(Data entries)
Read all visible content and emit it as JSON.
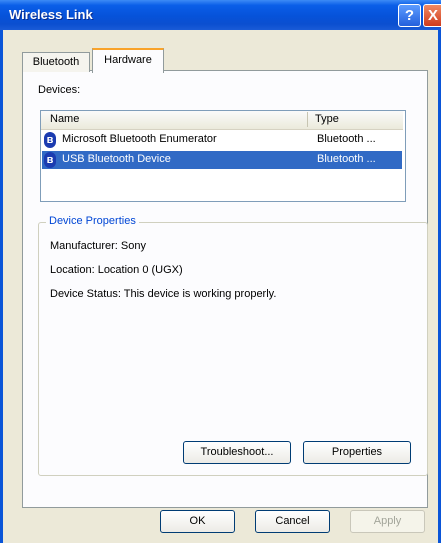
{
  "window": {
    "title": "Wireless Link"
  },
  "title_buttons": {
    "help": "?",
    "close": "X"
  },
  "tabs": [
    {
      "label": "Bluetooth",
      "selected": false
    },
    {
      "label": "Hardware",
      "selected": true
    }
  ],
  "devices": {
    "label": "Devices:",
    "columns": [
      "Name",
      "Type"
    ],
    "rows": [
      {
        "name": "Microsoft Bluetooth Enumerator",
        "type": "Bluetooth ...",
        "selected": false
      },
      {
        "name": "USB Bluetooth Device",
        "type": "Bluetooth ...",
        "selected": true
      }
    ]
  },
  "properties": {
    "legend": "Device Properties",
    "manufacturer": "Manufacturer: Sony",
    "location": "Location: Location 0 (UGX)",
    "status": "Device Status: This device is working properly."
  },
  "buttons": {
    "troubleshoot": "Troubleshoot...",
    "properties": "Properties",
    "ok": "OK",
    "cancel": "Cancel",
    "apply": "Apply"
  },
  "icons": {
    "device": "bluetooth-icon"
  },
  "colors": {
    "title_bar": "#0a5ee8",
    "selection": "#316ac5",
    "legend": "#0046d5",
    "active_tab_accent": "#f9a32a"
  }
}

What you are asked to do:
Take the listing above and print it exactly, apart from the pictures.

Response to this exercise:
Read all visible content and emit it as JSON.
{
  "window": {
    "title": "Wireless Link"
  },
  "title_buttons": {
    "help": "?",
    "close": "X"
  },
  "tabs": [
    {
      "label": "Bluetooth",
      "selected": false
    },
    {
      "label": "Hardware",
      "selected": true
    }
  ],
  "devices": {
    "label": "Devices:",
    "columns": [
      "Name",
      "Type"
    ],
    "rows": [
      {
        "name": "Microsoft Bluetooth Enumerator",
        "type": "Bluetooth ...",
        "selected": false
      },
      {
        "name": "USB Bluetooth Device",
        "type": "Bluetooth ...",
        "selected": true
      }
    ]
  },
  "properties": {
    "legend": "Device Properties",
    "manufacturer": "Manufacturer: Sony",
    "location": "Location: Location 0 (UGX)",
    "status": "Device Status: This device is working properly."
  },
  "buttons": {
    "troubleshoot": "Troubleshoot...",
    "properties": "Properties",
    "ok": "OK",
    "cancel": "Cancel",
    "apply": "Apply"
  },
  "icons": {
    "device": "bluetooth-icon"
  },
  "colors": {
    "title_bar": "#0a5ee8",
    "selection": "#316ac5",
    "legend": "#0046d5",
    "active_tab_accent": "#f9a32a"
  }
}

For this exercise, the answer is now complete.